Copy out the lines that include the word "СЕЛЕКТ".

MATERIAL FOR THIS TASK —
==================================================

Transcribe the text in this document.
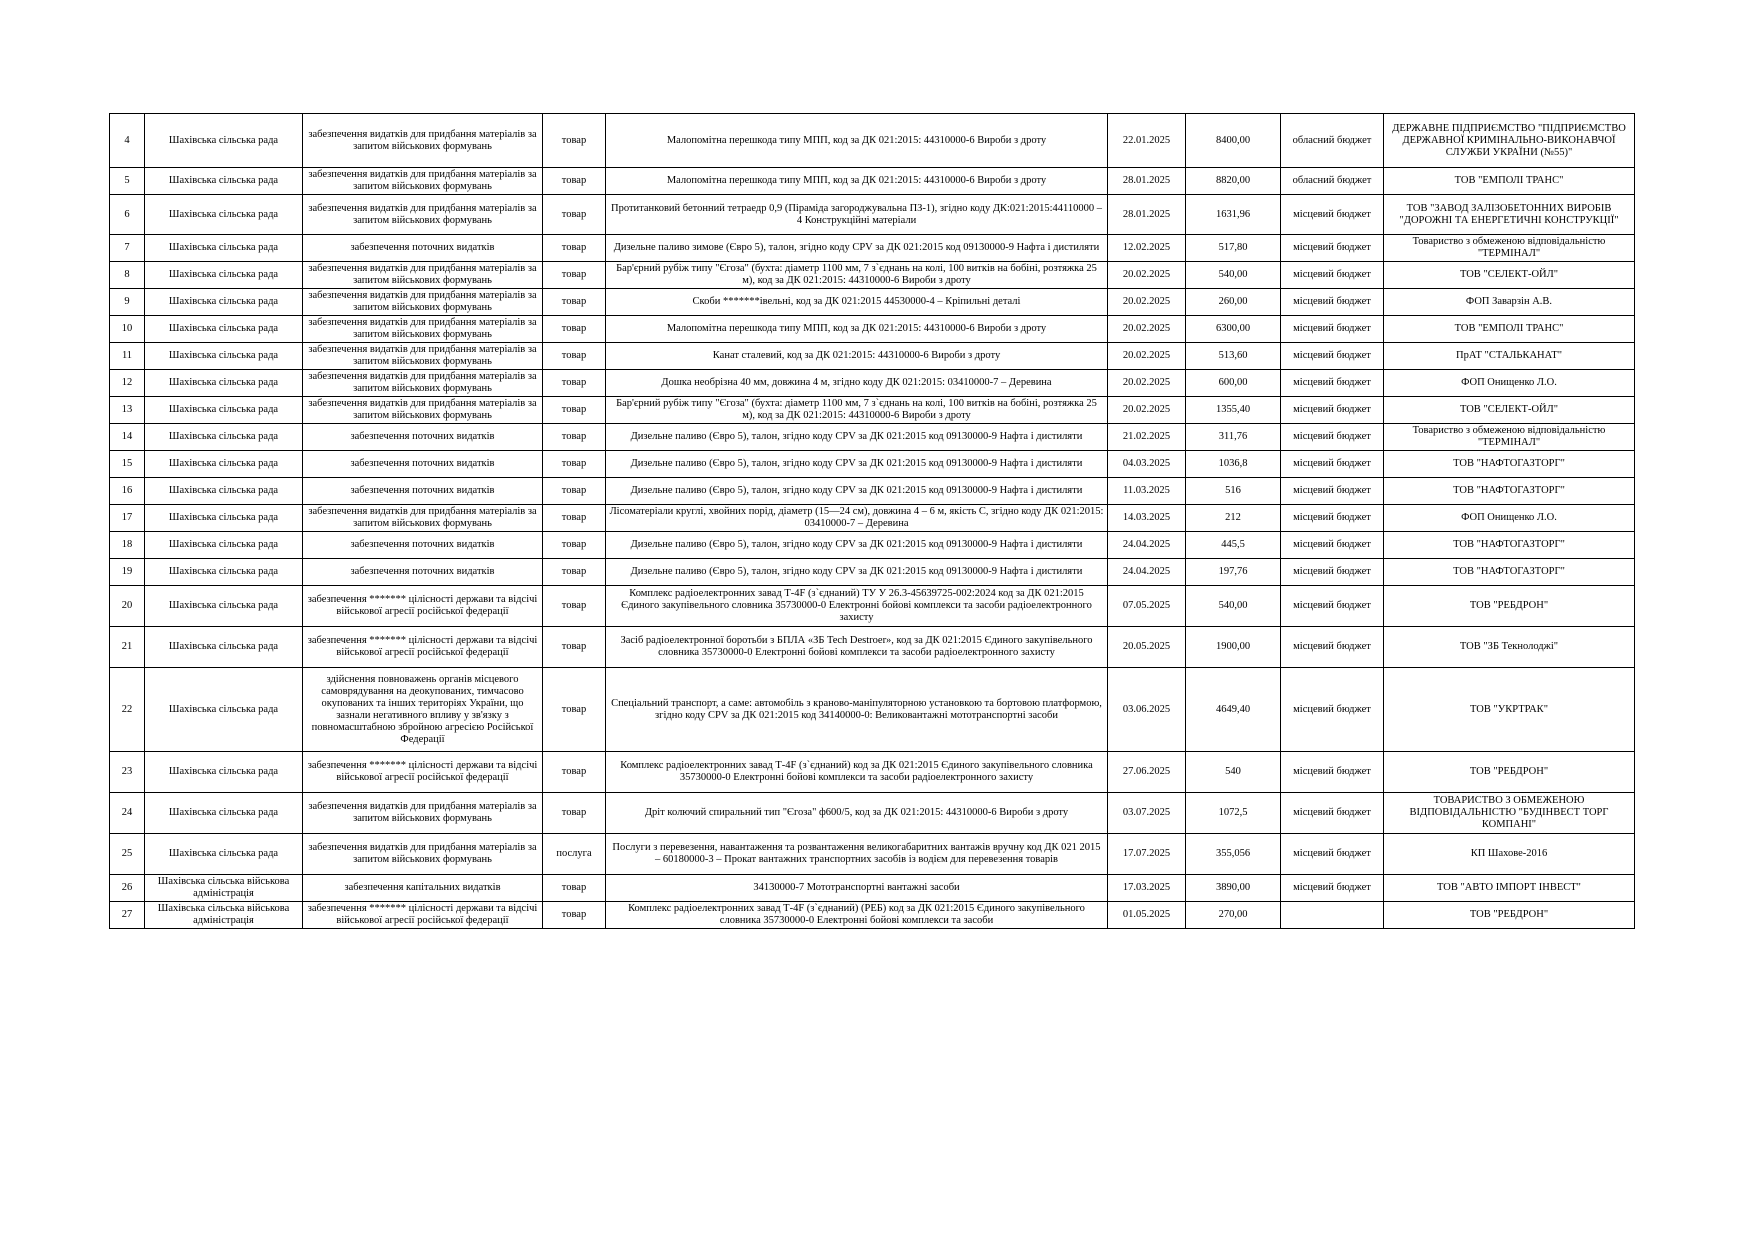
4	Шахівська сільська рада	забезпечення видатків для придбання матеріалів за запитом військових формувань	товар	Малопомітна перешкода типу МПП, код за ДК 021:2015: 44310000-6 Вироби з дроту	22.01.2025	8400,00	обласний бюджет	ДЕРЖАВНЕ ПІДПРИЄМСТВО "ПІДПРИЄМСТВО ДЕРЖАВНОЇ КРИМІНАЛЬНО-ВИКОНАВЧОЇ СЛУЖБИ УКРАЇНИ (№55)"
5	Шахівська сільська рада	забезпечення видатків для придбання матеріалів за запитом військових формувань	товар	Малопомітна перешкода типу МПП, код за ДК 021:2015: 44310000-6 Вироби з дроту	28.01.2025	8820,00	обласний бюджет	ТОВ "ЕМПОЛІ ТРАНС"
6	Шахівська сільська рада	забезпечення видатків для придбання матеріалів за запитом військових формувань	товар	Протитанковий бетонний тетраедр 0,9 (Піраміда загороджувальна ПЗ-1), згідно коду ДК:021:2015:44110000 – 4 Конструкційні матеріали	28.01.2025	1631,96	місцевий бюджет	ТОВ "ЗАВОД ЗАЛІЗОБЕТОННИХ ВИРОБІВ "ДОРОЖНІ ТА ЕНЕРГЕТИЧНІ КОНСТРУКЦІЇ"
7	Шахівська сільська рада	забезпечення поточних видатків	товар	Дизельне паливо зимове (Євро 5), талон, згідно коду CPV за ДК 021:2015 код 09130000-9 Нафта і дистиляти	12.02.2025	517,80	місцевий бюджет	Товариство з обмеженою відповідальністю "ТЕРМІНАЛ"
8	Шахівська сільська рада	забезпечення видатків для придбання матеріалів за запитом військових формувань	товар	Бар'єрний рубіж типу "Єгоза" (бухта: діаметр 1100 мм, 7 з`єднань на колі, 100 витків на бобіні, розтяжка 25 м), код за ДК 021:2015: 44310000-6 Вироби з дроту	20.02.2025	540,00	місцевий бюджет	ТОВ "СЕЛЕКТ-ОЙЛ"
9	Шахівська сільська рада	забезпечення видатків для придбання матеріалів за запитом військових формувань	товар	Скоби *******івельні, код за ДК 021:2015 44530000-4 – Кріпильні деталі	20.02.2025	260,00	місцевий бюджет	ФОП Заварзін А.В.
10	Шахівська сільська рада	забезпечення видатків для придбання матеріалів за запитом військових формувань	товар	Малопомітна перешкода типу МПП, код за ДК 021:2015: 44310000-6 Вироби з дроту	20.02.2025	6300,00	місцевий бюджет	ТОВ "ЕМПОЛІ ТРАНС"
11	Шахівська сільська рада	забезпечення видатків для придбання матеріалів за запитом військових формувань	товар	Канат сталевий, код за ДК 021:2015: 44310000-6 Вироби з дроту	20.02.2025	513,60	місцевий бюджет	ПрАТ "СТАЛЬКАНАТ"
12	Шахівська сільська рада	забезпечення видатків для придбання матеріалів за запитом військових формувань	товар	Дошка необрізна 40 мм, довжина 4 м, згідно коду ДК 021:2015: 03410000-7 – Деревина	20.02.2025	600,00	місцевий бюджет	ФОП Онищенко Л.О.
13	Шахівська сільська рада	забезпечення видатків для придбання матеріалів за запитом військових формувань	товар	Бар'єрний рубіж типу "Єгоза" (бухта: діаметр 1100 мм, 7 з`єднань на колі, 100 витків на бобіні, розтяжка 25 м), код за ДК 021:2015: 44310000-6 Вироби з дроту	20.02.2025	1355,40	місцевий бюджет	ТОВ "СЕЛЕКТ-ОЙЛ"
14	Шахівська сільська рада	забезпечення поточних видатків	товар	Дизельне паливо (Євро 5), талон, згідно коду CPV за ДК 021:2015 код 09130000-9 Нафта і дистиляти	21.02.2025	311,76	місцевий бюджет	Товариство з обмеженою відповідальністю "ТЕРМІНАЛ"
15	Шахівська сільська рада	забезпечення поточних видатків	товар	Дизельне паливо (Євро 5), талон, згідно коду CPV за ДК 021:2015 код 09130000-9 Нафта і дистиляти	04.03.2025	1036,8	місцевий бюджет	ТОВ "НАФТОГАЗТОРГ"
16	Шахівська сільська рада	забезпечення поточних видатків	товар	Дизельне паливо (Євро 5), талон, згідно коду CPV за ДК 021:2015 код 09130000-9 Нафта і дистиляти	11.03.2025	516	місцевий бюджет	ТОВ "НАФТОГАЗТОРГ"
17	Шахівська сільська рада	забезпечення видатків для придбання матеріалів за запитом військових формувань	товар	Лісоматеріали круглі, хвойних порід, діаметр (15—24 см), довжина 4 – 6 м, якість С, згідно коду ДК 021:2015: 03410000-7 – Деревина	14.03.2025	212	місцевий бюджет	ФОП Онищенко Л.О.
18	Шахівська сільська рада	забезпечення поточних видатків	товар	Дизельне паливо (Євро 5), талон, згідно коду CPV за ДК 021:2015 код 09130000-9 Нафта і дистиляти	24.04.2025	445,5	місцевий бюджет	ТОВ "НАФТОГАЗТОРГ"
19	Шахівська сільська рада	забезпечення поточних видатків	товар	Дизельне паливо (Євро 5), талон, згідно коду CPV за ДК 021:2015 код 09130000-9 Нафта і дистиляти	24.04.2025	197,76	місцевий бюджет	ТОВ "НАФТОГАЗТОРГ"
20	Шахівська сільська рада	забезпечення ******* цілісності держави та відсічі військової агресії російської федерації	товар	Комплекс радіоелектронних завад Т-4F (з`єднаний) ТУ У 26.3-45639725-002:2024 код за ДК 021:2015 Єдиного закупівельного словника 35730000-0 Електронні бойові комплекси та засоби радіоелектронного захисту	07.05.2025	540,00	місцевий бюджет	ТОВ "РЕБДРОН"
21	Шахівська сільська рада	забезпечення ******* цілісності держави та відсічі військової агресії російської федерації	товар	Засіб радіоелектронної боротьби з БПЛА «ЗБ Tech Destroer», код за ДК 021:2015 Єдиного закупівельного словника 35730000-0 Електронні бойові комплекси та засоби радіоелектронного захисту	20.05.2025	1900,00	місцевий бюджет	ТОВ "ЗБ Текнолоджі"
22	Шахівська сільська рада	здійснення повноважень органів місцевого самоврядування на деокупованих, тимчасово окупованих та інших територіях України, що зазнали негативного впливу у зв'язку з повномасштабною збройною агресією Російської Федерації	товар	Спеціальний транспорт, а саме: автомобіль з краново-маніпуляторною установкою та бортовою платформою, згідно коду CPV за ДК 021:2015 код 34140000-0: Великовантажні мототранспортні засоби	03.06.2025	4649,40	місцевий бюджет	ТОВ "УКРТРАК"
23	Шахівська сільська рада	забезпечення ******* цілісності держави та відсічі військової агресії російської федерації	товар	Комплекс радіоелектронних завад Т-4F (з`єднаний) код за ДК 021:2015 Єдиного закупівельного словника 35730000-0 Електронні бойові комплекси та засоби радіоелектронного захисту	27.06.2025	540	місцевий бюджет	ТОВ "РЕБДРОН"
24	Шахівська сільська рада	забезпечення видатків для придбання матеріалів за запитом військових формувань	товар	Дріт колючий спиральний тип "Єгоза" ф600/5, код за ДК 021:2015: 44310000-6 Вироби з дроту	03.07.2025	1072,5	місцевий бюджет	ТОВАРИСТВО З ОБМЕЖЕНОЮ ВІДПОВІДАЛЬНІСТЮ "БУДІНВЕСТ ТОРГ КОМПАНІ"
25	Шахівська сільська рада	забезпечення видатків для придбання матеріалів за запитом військових формувань	послуга	Послуги з перевезення, навантаження та розвантаження великогабаритних вантажів вручну код ДК 021 2015 – 60180000-3 – Прокат вантажних транспортних засобів із водієм для перевезення товарів	17.07.2025	355,056	місцевий бюджет	КП Шахове-2016
26	Шахівська сільська військова адміністрація	забезпечення капітальних видатків	товар	34130000-7 Мототранспортні вантажні засоби	17.03.2025	3890,00	місцевий бюджет	ТОВ "АВТО ІМПОРТ ІНВЕСТ"
27	Шахівська сільська військова адміністрація	забезпечення ******* цілісності держави та відсічі військової агресії російської федерації	товар	Комплекс радіоелектронних завад Т-4F (з`єднаний) (РЕБ) код за ДК 021:2015 Єдиного закупівельного словника 35730000-0 Електронні бойові комплекси та засоби	01.05.2025	270,00		ТОВ "РЕБДРОН"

==================================================

FINISHED ANSWER —
8	Шахівська сільська рада	забезпечення видатків для придбання матеріалів за запитом військових формувань	товар	Бар'єрний рубіж типу "Єгоза" (бухта: діаметр 1100 мм, 7 з`єднань на колі, 100 витків на бобіні, розтяжка 25 м), код за ДК 021:2015: 44310000-6 Вироби з дроту	20.02.2025	540,00	місцевий бюджет	ТОВ "СЕЛЕКТ-ОЙЛ"
13	Шахівська сільська рада	забезпечення видатків для придбання матеріалів за запитом військових формувань	товар	Бар'єрний рубіж типу "Єгоза" (бухта: діаметр 1100 мм, 7 з`єднань на колі, 100 витків на бобіні, розтяжка 25 м), код за ДК 021:2015: 44310000-6 Вироби з дроту	20.02.2025	1355,40	місцевий бюджет	ТОВ "СЕЛЕКТ-ОЙЛ"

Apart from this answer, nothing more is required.